- **DOCUMENT EXCERPT**:
* * *
How to Give Better Holiday Gifts

By Alicia Adamczyk, Kiplinger Personal Finance | November 4th, 2025

Science insights on this otherwise very personal task


Use these practical tips to give better holiday gifts this year. You’ll be happy to know that a bigger price tag doesn’t necessarily mean a happier recipient! A growing body of research from behavioral finance experts identifies the kinds of presents that people typically like best and the mental quirks that prevent many people from buying them. (Dreamstime/TCA)

Use these practical tips to give better holiday gifts this year. You’ll be happy to know that a bigger price tag doesn’t necessarily mean a happier recipient!


It may be better to give than to receive, but that doesn’t make picking out holiday presents for your family and friends any easier. Even with all the festive cheer that the season brings, it can be stressful to shop for the perfect gift for everyone on your list if you’re worried the folks you hold near and dear won’t be delighted by what they find under the tree.

With gift givers spending more than ever, that pressure is mounting. In 2024, U.S. consumers dropped a record $994 billion on holiday shopping, according to the National Retail Federation, and projections by the Mastercard Economic Institute suggest holiday sales will continue to climb this year, by an estimated 3.6%. Higher-income shoppers, buoyed by a surging stock market, are likely to spend even more.

Shelling out bigger bucks, though, doesn’t necessarily yield better gifts for the people you love. The NRF says holiday returns last year were 17% higher than average, suggesting a growing number of presents are missing the mark, putting added pressure on gift givers this year.

“We give gifts because we want to make people happy, give them something they’ll enjoy and signal we care about them,” says Elanor Williams, an associate professor of marketing at Washington University and a leading gifting researcher. “And therefore we stress about it.”

How can you reduce that anxiety and land on gifts the people you care about will love? Science can help. A growing body of research from behavioral finance experts identifies the kinds of presents that people typically like best and the mental quirks that prevent many people from buying them.

Understanding these preferences and the cognitive traps that lead gift givers astray can help ensure your holiday presents not only stand out when they’re unwrapped but also stand the test of time.

Ideas for better holiday gifts

These are the strategies that leading researchers in the field suggest.

Skip the razzle-dazzle

Have you ever splurged on gifts for your family that made them exclaim in delight upon opening, only to never see the items used or played with again? You may have fallen victim to the smile-seeking hypothesis.

Coined by researchers at the National University of Singapore and the University of Chicago Booth School of Business, the term refers to the tendency of gift givers to focus on eliciting the biggest reaction at the time a present is opened — a big smile or expression of awe — rather than on whether the item will bring your recipient long-term satisfaction when he or she actually uses it in the future.
* * *
- **JOB 1**:
Copy out the holiday gifts article, everything from "Ideas for better" down to "in the future.", swapping "razzle-dazzle" for "glitz".
- **JOB 2**:
According to the holiday gifts article, by what percentage were holiday returns last year higher than average?

- **DATA SHOWN**:
* * *
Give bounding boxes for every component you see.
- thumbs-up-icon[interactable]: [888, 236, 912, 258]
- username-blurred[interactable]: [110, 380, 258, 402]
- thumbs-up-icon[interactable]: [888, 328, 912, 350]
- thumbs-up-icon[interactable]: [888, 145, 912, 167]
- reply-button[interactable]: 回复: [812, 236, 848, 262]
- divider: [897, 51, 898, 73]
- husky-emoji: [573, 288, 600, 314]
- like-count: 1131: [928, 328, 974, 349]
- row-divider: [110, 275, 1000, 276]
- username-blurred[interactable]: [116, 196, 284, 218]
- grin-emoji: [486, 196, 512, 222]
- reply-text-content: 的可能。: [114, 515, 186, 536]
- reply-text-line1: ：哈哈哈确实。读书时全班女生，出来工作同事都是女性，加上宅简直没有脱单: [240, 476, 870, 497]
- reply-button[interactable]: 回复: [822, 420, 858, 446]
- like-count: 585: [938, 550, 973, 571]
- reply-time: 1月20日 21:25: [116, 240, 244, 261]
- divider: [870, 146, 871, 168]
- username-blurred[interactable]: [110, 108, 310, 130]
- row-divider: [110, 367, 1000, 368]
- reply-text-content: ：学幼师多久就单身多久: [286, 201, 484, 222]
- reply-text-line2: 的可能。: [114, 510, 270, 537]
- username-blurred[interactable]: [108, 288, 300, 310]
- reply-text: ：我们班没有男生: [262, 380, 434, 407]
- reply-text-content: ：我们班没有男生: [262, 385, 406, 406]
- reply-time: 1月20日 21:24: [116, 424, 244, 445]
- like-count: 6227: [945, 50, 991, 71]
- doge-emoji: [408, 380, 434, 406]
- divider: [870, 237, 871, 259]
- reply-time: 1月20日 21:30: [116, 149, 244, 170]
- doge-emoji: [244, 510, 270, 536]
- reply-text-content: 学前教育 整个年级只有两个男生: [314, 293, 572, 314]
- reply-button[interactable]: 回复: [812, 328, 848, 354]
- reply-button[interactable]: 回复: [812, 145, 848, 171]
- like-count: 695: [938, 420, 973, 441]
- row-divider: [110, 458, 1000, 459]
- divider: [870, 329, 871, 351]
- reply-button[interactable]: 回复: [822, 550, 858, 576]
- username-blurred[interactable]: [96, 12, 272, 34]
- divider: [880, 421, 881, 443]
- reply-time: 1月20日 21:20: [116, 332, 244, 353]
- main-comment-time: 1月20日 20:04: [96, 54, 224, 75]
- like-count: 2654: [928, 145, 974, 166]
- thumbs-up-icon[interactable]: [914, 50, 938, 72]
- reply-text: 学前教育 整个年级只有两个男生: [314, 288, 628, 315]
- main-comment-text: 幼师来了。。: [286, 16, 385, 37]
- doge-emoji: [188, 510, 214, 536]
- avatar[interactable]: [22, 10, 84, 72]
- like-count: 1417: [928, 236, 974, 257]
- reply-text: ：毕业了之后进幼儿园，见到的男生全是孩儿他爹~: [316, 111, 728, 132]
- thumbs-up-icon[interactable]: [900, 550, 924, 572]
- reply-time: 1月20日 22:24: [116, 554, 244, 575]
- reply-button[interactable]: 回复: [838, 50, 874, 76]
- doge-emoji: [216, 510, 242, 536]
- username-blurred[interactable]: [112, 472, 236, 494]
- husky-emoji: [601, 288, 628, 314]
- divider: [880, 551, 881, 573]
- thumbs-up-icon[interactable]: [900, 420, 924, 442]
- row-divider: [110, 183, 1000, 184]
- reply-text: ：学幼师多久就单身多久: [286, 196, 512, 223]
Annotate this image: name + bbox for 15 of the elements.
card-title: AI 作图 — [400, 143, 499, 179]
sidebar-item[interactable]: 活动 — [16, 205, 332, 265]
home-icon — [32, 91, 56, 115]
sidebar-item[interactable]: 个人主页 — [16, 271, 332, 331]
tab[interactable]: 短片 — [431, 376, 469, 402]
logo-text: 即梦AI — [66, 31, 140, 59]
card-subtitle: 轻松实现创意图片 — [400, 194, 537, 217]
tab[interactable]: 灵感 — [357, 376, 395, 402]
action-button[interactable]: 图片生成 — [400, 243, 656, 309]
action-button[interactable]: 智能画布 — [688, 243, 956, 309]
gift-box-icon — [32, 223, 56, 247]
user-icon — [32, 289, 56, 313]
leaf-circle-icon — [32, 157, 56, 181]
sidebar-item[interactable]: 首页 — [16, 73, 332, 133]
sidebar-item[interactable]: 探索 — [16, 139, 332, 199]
* * *
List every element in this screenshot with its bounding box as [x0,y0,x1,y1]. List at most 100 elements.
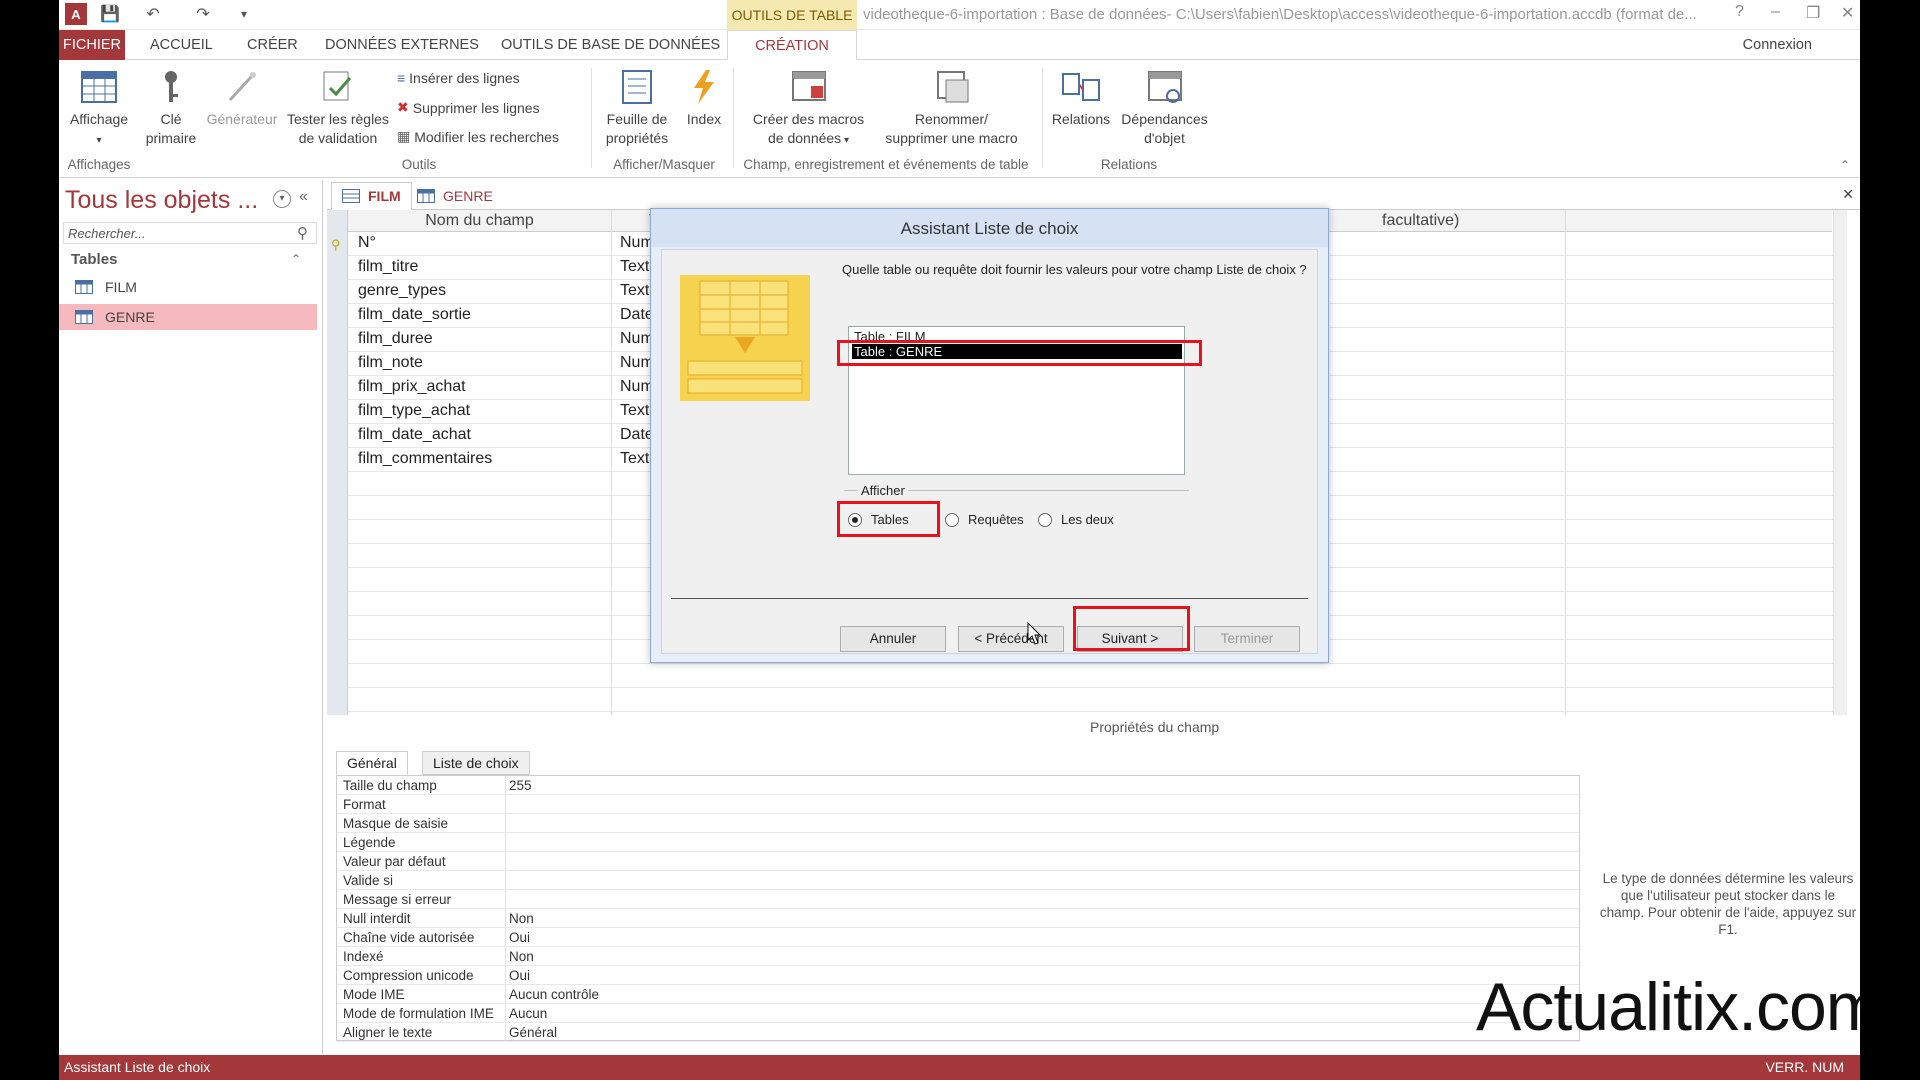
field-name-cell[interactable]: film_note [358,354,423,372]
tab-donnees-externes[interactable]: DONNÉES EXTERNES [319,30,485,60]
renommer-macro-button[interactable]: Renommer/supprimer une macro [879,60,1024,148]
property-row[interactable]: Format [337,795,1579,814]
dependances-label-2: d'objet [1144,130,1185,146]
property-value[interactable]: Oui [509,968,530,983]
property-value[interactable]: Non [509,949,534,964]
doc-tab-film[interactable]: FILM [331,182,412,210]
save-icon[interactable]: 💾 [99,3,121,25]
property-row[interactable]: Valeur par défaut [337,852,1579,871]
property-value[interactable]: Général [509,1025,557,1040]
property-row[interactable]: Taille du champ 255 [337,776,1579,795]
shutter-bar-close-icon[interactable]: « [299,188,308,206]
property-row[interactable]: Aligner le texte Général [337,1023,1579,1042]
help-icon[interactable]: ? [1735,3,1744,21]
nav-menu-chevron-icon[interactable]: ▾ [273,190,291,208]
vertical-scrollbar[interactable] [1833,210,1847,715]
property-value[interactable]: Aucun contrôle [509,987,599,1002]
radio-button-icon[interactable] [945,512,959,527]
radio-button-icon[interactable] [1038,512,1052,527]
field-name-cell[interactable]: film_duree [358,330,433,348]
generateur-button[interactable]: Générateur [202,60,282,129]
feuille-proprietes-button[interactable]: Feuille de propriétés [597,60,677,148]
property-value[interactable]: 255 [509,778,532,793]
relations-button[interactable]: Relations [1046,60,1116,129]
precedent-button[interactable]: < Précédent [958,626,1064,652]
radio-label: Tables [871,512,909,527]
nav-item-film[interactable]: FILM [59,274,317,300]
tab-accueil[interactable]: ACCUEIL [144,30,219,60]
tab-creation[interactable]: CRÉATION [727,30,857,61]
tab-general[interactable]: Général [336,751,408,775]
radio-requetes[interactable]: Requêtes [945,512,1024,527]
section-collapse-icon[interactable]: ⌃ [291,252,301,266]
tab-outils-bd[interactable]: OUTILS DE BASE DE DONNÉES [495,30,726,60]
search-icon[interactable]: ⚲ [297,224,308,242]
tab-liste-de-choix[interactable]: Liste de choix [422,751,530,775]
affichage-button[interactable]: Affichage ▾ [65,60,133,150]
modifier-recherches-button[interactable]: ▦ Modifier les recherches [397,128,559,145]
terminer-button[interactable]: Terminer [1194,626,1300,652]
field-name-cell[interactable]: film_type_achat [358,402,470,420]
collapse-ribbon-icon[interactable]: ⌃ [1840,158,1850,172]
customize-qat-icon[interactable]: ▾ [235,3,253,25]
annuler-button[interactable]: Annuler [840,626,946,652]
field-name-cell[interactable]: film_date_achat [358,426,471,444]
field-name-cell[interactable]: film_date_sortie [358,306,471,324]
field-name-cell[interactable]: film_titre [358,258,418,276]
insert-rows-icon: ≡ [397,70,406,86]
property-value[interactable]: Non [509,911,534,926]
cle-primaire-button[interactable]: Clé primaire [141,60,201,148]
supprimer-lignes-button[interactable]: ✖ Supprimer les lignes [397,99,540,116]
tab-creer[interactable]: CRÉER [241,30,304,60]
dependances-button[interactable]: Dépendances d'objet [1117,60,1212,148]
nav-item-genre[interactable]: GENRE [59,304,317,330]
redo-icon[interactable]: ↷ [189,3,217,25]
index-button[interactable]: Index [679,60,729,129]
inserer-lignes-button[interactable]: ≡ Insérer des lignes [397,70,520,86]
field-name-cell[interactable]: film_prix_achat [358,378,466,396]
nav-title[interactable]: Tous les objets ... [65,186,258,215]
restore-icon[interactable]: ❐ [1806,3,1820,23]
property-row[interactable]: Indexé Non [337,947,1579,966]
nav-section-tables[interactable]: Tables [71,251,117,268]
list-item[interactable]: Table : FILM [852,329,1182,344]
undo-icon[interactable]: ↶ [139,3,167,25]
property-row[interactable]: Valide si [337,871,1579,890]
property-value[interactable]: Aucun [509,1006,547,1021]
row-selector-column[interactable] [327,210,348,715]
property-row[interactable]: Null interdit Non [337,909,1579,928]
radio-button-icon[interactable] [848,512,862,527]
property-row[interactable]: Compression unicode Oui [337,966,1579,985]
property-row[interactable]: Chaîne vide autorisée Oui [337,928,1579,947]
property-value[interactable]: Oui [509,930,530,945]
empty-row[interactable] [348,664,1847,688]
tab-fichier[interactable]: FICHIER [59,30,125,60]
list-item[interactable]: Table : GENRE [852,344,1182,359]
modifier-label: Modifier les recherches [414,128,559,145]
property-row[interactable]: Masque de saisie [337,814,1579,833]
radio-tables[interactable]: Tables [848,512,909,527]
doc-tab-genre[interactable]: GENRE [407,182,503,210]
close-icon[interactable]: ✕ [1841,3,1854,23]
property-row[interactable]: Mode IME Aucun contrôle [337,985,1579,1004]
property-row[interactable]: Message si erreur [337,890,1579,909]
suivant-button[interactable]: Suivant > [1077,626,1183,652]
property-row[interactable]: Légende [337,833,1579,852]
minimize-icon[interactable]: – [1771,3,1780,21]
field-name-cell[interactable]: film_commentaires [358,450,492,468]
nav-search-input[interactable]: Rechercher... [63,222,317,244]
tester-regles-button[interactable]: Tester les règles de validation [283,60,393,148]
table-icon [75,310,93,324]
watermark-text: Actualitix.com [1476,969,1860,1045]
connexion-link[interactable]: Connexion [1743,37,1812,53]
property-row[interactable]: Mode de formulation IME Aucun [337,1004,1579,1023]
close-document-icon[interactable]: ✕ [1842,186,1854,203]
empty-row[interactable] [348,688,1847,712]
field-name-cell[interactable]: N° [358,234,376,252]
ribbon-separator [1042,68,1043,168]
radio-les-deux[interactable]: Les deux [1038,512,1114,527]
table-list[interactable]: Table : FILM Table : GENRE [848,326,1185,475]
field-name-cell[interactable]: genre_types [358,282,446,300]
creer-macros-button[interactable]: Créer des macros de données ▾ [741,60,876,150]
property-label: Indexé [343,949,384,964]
* * *
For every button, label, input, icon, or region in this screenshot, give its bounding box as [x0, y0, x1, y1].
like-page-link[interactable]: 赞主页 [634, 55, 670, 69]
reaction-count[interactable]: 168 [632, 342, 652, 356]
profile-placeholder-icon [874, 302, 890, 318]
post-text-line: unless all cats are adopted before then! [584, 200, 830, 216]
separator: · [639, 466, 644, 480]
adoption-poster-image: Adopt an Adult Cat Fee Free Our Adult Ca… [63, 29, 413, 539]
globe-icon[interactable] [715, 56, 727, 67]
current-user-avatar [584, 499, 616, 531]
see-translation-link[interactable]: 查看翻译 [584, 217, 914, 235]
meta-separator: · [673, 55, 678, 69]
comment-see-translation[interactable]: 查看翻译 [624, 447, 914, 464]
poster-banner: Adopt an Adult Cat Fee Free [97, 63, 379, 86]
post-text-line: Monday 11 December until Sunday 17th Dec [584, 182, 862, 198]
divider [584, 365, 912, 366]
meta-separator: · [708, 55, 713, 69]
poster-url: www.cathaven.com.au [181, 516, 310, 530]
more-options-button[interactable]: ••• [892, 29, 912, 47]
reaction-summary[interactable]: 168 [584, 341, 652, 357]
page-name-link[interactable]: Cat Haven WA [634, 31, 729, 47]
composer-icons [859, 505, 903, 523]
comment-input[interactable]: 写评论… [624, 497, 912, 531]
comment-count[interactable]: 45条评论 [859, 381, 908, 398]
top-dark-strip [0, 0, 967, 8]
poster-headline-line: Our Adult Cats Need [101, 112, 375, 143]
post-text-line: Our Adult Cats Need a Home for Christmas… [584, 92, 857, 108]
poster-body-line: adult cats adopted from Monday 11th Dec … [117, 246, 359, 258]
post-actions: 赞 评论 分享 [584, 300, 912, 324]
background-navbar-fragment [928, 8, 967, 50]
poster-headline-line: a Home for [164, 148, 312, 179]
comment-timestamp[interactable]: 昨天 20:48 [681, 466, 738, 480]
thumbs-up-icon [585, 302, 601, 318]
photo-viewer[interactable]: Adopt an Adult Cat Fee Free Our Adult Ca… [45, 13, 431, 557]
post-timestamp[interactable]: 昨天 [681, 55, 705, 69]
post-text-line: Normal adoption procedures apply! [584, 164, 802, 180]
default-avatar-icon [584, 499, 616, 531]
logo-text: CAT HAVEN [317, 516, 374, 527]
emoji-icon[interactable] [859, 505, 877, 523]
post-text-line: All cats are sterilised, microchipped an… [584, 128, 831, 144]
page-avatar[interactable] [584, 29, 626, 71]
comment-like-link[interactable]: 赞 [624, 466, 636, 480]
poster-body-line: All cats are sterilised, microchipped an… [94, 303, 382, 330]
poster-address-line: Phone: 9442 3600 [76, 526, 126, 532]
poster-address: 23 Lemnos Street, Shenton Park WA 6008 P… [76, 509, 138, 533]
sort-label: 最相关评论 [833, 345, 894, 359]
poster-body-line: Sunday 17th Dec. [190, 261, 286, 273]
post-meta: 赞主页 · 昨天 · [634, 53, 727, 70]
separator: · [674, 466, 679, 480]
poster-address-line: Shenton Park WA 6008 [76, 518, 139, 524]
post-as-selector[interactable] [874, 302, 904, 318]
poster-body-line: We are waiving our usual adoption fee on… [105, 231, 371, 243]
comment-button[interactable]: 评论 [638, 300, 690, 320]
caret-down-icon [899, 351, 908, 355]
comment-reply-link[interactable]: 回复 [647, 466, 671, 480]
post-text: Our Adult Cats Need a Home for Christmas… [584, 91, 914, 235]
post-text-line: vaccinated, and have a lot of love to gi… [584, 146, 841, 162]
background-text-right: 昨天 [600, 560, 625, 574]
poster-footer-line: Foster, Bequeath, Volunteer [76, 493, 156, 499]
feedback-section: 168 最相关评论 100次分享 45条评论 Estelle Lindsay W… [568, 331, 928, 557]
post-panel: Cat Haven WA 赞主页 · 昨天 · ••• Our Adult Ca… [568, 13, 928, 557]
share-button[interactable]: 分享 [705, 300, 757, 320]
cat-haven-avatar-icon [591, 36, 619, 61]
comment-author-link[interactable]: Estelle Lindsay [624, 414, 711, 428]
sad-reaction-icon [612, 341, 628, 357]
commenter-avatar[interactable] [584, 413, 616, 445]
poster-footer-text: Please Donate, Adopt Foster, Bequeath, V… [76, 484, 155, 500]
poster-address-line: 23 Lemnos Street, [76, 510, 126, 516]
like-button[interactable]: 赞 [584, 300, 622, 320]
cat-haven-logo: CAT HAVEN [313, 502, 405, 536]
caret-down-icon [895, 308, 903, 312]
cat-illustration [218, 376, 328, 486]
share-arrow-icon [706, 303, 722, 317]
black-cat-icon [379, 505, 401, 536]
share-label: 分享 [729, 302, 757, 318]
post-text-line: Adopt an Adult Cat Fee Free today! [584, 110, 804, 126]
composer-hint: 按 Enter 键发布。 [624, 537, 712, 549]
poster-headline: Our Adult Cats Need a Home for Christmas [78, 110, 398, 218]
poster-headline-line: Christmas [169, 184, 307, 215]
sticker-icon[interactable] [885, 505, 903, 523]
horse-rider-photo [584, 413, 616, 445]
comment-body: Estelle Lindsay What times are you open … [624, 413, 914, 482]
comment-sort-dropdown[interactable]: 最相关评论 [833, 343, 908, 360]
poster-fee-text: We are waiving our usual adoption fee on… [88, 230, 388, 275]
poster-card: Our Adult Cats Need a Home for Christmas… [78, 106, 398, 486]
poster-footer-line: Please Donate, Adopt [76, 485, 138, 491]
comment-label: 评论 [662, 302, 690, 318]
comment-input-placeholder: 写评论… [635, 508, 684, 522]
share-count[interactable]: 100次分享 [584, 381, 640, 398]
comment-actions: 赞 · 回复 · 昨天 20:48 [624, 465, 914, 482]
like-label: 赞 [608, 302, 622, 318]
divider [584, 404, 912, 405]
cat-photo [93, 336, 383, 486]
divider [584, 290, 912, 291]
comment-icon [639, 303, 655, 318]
* * *
- **TASK SOLUTION 1**:
Ideas for better holiday gifts

These are the strategies that leading researchers in the field suggest.

Skip the glitz

Have you ever splurged on gifts for your family that made them exclaim in delight upon opening, only to never see the items used or played with again? You may have fallen victim to the smile-seeking hypothesis.

Coined by researchers at the National University of Singapore and the University of Chicago Booth School of Business, the term refers to the tendency of gift givers to focus on eliciting the biggest reaction at the time a present is opened — a big smile or expression of awe — rather than on whether the item will bring your recipient long-term satisfaction when he or she actually uses it in the future.

- **TASK SOLUTION 2**:
17%